Records that describe figures:
_ _ _ _ _ _ _
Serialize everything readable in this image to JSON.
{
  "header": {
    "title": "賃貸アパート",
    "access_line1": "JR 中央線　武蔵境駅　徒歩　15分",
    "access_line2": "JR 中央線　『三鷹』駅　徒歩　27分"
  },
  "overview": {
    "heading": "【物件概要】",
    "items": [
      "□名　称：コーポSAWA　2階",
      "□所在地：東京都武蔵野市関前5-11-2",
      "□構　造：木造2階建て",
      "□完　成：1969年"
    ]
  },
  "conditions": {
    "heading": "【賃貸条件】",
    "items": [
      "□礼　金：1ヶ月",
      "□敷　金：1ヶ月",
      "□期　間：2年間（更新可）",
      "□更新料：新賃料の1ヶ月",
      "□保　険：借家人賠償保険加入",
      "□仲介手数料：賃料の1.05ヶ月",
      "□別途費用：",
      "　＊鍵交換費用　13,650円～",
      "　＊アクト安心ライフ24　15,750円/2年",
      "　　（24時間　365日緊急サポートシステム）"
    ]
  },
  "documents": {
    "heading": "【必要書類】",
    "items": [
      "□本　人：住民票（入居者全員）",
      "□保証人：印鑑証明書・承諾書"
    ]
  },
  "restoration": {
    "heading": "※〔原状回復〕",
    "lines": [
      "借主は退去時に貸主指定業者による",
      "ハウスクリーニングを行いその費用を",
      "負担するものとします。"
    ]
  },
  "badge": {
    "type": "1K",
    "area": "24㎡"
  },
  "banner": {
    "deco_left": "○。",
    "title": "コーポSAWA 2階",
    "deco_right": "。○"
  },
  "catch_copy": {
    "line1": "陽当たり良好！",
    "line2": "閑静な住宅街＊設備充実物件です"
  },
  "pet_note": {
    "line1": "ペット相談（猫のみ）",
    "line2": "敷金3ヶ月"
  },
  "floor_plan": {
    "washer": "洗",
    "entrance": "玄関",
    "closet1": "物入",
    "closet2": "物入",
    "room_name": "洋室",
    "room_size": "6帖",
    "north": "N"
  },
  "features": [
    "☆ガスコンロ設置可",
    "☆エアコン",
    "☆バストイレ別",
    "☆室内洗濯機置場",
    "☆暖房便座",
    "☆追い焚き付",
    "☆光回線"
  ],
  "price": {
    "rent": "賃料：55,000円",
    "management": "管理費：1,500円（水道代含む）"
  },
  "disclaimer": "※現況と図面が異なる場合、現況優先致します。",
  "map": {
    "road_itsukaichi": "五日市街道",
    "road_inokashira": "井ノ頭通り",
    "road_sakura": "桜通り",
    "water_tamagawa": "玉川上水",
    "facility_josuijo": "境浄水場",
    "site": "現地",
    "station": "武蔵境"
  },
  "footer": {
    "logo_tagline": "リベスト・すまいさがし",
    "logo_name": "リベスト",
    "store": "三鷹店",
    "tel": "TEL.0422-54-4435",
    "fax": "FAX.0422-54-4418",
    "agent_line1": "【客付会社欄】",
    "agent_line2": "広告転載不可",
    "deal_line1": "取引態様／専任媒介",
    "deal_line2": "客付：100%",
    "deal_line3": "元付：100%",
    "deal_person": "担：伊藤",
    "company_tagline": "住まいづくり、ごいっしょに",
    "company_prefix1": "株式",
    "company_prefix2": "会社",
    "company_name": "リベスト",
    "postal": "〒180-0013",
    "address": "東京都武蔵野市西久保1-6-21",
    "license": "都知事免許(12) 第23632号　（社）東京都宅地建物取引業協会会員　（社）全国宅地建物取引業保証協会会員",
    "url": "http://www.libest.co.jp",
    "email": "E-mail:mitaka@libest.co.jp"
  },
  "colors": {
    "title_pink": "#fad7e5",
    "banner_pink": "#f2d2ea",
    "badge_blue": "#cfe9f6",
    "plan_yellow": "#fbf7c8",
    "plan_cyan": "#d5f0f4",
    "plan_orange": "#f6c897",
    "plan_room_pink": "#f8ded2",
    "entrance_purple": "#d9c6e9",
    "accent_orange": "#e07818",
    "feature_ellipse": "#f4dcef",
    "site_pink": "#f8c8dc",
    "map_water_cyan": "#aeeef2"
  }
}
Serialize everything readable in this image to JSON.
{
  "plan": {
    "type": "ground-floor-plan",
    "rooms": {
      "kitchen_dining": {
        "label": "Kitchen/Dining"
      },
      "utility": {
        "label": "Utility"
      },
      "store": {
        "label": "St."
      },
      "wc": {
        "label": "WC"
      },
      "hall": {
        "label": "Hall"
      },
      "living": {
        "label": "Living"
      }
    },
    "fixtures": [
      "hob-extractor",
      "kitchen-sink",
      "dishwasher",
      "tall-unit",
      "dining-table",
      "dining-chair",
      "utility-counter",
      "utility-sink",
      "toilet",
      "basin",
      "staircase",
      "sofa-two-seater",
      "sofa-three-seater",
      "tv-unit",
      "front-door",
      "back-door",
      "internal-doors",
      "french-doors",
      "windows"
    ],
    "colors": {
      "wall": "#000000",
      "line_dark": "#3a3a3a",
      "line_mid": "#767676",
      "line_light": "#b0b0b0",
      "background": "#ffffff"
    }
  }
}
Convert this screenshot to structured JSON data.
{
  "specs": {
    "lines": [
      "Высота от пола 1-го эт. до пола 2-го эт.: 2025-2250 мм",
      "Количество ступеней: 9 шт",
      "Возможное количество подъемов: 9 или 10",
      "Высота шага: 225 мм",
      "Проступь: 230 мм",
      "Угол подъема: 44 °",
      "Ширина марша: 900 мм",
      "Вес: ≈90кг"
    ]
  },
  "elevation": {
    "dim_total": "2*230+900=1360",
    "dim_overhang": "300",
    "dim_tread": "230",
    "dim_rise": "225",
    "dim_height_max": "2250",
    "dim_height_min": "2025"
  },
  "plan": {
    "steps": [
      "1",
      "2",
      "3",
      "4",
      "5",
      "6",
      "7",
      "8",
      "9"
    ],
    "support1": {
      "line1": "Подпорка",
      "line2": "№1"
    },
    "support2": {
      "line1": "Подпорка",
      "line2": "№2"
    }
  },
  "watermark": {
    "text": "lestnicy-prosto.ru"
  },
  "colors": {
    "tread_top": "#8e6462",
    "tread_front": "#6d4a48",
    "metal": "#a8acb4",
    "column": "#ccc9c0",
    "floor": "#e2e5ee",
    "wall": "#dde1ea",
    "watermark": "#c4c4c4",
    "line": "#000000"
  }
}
_ _ _ _ _ _ _
_Written problem_
Reproduce the data shown above exactly.

_The response_
Serialize everything readable in this image to JSON.
{
  "header": {
    "title": "賃貸アパート",
    "access_line1": "JR 中央線　武蔵境駅　徒歩　15分",
    "access_line2": "JR 中央線　『三鷹』駅　徒歩　27分"
  },
  "overview": {
    "heading": "【物件概要】",
    "items": [
      "□名　称：コーポSAWA　2階",
      "□所在地：東京都武蔵野市関前5-11-2",
      "□構　造：木造2階建て",
      "□完　成：1969年"
    ]
  },
  "conditions": {
    "heading": "【賃貸条件】",
    "items": [
      "□礼　金：1ヶ月",
      "□敷　金：1ヶ月",
      "□期　間：2年間（更新可）",
      "□更新料：新賃料の1ヶ月",
      "□保　険：借家人賠償保険加入",
      "□仲介手数料：賃料の1.05ヶ月",
      "□別途費用：",
      "　＊鍵交換費用　13,650円～",
      "　＊アクト安心ライフ24　15,750円/2年",
      "　　（24時間　365日緊急サポートシステム）"
    ]
  },
  "documents": {
    "heading": "【必要書類】",
    "items": [
      "□本　人：住民票（入居者全員）",
      "□保証人：印鑑証明書・承諾書"
    ]
  },
  "restoration": {
    "heading": "※〔原状回復〕",
    "lines": [
      "借主は退去時に貸主指定業者による",
      "ハウスクリーニングを行いその費用を",
      "負担するものとします。"
    ]
  },
  "badge": {
    "type": "1K",
    "area": "24㎡"
  },
  "banner": {
    "deco_left": "○。",
    "title": "コーポSAWA 2階",
    "deco_right": "。○"
  },
  "catch_copy": {
    "line1": "陽当たり良好！",
    "line2": "閑静な住宅街＊設備充実物件です"
  },
  "pet_note": {
    "line1": "ペット相談（猫のみ）",
    "line2": "敷金3ヶ月"
  },
  "floor_plan": {
    "washer": "洗",
    "entrance": "玄関",
    "closet1": "物入",
    "closet2": "物入",
    "room_name": "洋室",
    "room_size": "6帖",
    "north": "N"
  },
  "features": [
    "☆ガスコンロ設置可",
    "☆エアコン",
    "☆バストイレ別",
    "☆室内洗濯機置場",
    "☆暖房便座",
    "☆追い焚き付",
    "☆光回線"
  ],
  "price": {
    "rent": "賃料：55,000円",
    "management": "管理費：1,500円（水道代含む）"
  },
  "disclaimer": "※現況と図面が異なる場合、現況優先致します。",
  "map": {
    "road_itsukaichi": "五日市街道",
    "road_inokashira": "井ノ頭通り",
    "road_sakura": "桜通り",
    "water_tamagawa": "玉川上水",
    "facility_josuijo": "境浄水場",
    "site": "現地",
    "station": "武蔵境"
  },
  "footer": {
    "logo_tagline": "リベスト・すまいさがし",
    "logo_name": "リベスト",
    "store": "三鷹店",
    "tel": "TEL.0422-54-4435",
    "fax": "FAX.0422-54-4418",
    "agent_line1": "【客付会社欄】",
    "agent_line2": "広告転載不可",
    "deal_line1": "取引態様／専任媒介",
    "deal_line2": "客付：100%",
    "deal_line3": "元付：100%",
    "deal_person": "担：伊藤",
    "company_tagline": "住まいづくり、ごいっしょに",
    "company_prefix1": "株式",
    "company_prefix2": "会社",
    "company_name": "リベスト",
    "postal": "〒180-0013",
    "address": "東京都武蔵野市西久保1-6-21",
    "license": "都知事免許(12) 第23632号　（社）東京都宅地建物取引業協会会員　（社）全国宅地建物取引業保証協会会員",
    "url": "http://www.libest.co.jp",
    "email": "E-mail:mitaka@libest.co.jp"
  },
  "colors": {
    "title_pink": "#fad7e5",
    "banner_pink": "#f2d2ea",
    "badge_blue": "#cfe9f6",
    "plan_yellow": "#fbf7c8",
    "plan_cyan": "#d5f0f4",
    "plan_orange": "#f6c897",
    "plan_room_pink": "#f8ded2",
    "entrance_purple": "#d9c6e9",
    "accent_orange": "#e07818",
    "feature_ellipse": "#f4dcef",
    "site_pink": "#f8c8dc",
    "map_water_cyan": "#aeeef2"
  }
}
Serialize everything readable in this image to JSON.
{
  "plan": {
    "type": "ground-floor-plan",
    "rooms": {
      "kitchen_dining": {
        "label": "Kitchen/Dining"
      },
      "utility": {
        "label": "Utility"
      },
      "store": {
        "label": "St."
      },
      "wc": {
        "label": "WC"
      },
      "hall": {
        "label": "Hall"
      },
      "living": {
        "label": "Living"
      }
    },
    "fixtures": [
      "hob-extractor",
      "kitchen-sink",
      "dishwasher",
      "tall-unit",
      "dining-table",
      "dining-chair",
      "utility-counter",
      "utility-sink",
      "toilet",
      "basin",
      "staircase",
      "sofa-two-seater",
      "sofa-three-seater",
      "tv-unit",
      "front-door",
      "back-door",
      "internal-doors",
      "french-doors",
      "windows"
    ],
    "colors": {
      "wall": "#000000",
      "line_dark": "#3a3a3a",
      "line_mid": "#767676",
      "line_light": "#b0b0b0",
      "background": "#ffffff"
    }
  }
}
Convert this screenshot to structured JSON data.
{
  "specs": {
    "lines": [
      "Высота от пола 1-го эт. до пола 2-го эт.: 2025-2250 мм",
      "Количество ступеней: 9 шт",
      "Возможное количество подъемов: 9 или 10",
      "Высота шага: 225 мм",
      "Проступь: 230 мм",
      "Угол подъема: 44 °",
      "Ширина марша: 900 мм",
      "Вес: ≈90кг"
    ]
  },
  "elevation": {
    "dim_total": "2*230+900=1360",
    "dim_overhang": "300",
    "dim_tread": "230",
    "dim_rise": "225",
    "dim_height_max": "2250",
    "dim_height_min": "2025"
  },
  "plan": {
    "steps": [
      "1",
      "2",
      "3",
      "4",
      "5",
      "6",
      "7",
      "8",
      "9"
    ],
    "support1": {
      "line1": "Подпорка",
      "line2": "№1"
    },
    "support2": {
      "line1": "Подпорка",
      "line2": "№2"
    }
  },
  "watermark": {
    "text": "lestnicy-prosto.ru"
  },
  "colors": {
    "tread_top": "#8e6462",
    "tread_front": "#6d4a48",
    "metal": "#a8acb4",
    "column": "#ccc9c0",
    "floor": "#e2e5ee",
    "wall": "#dde1ea",
    "watermark": "#c4c4c4",
    "line": "#000000"
  }
}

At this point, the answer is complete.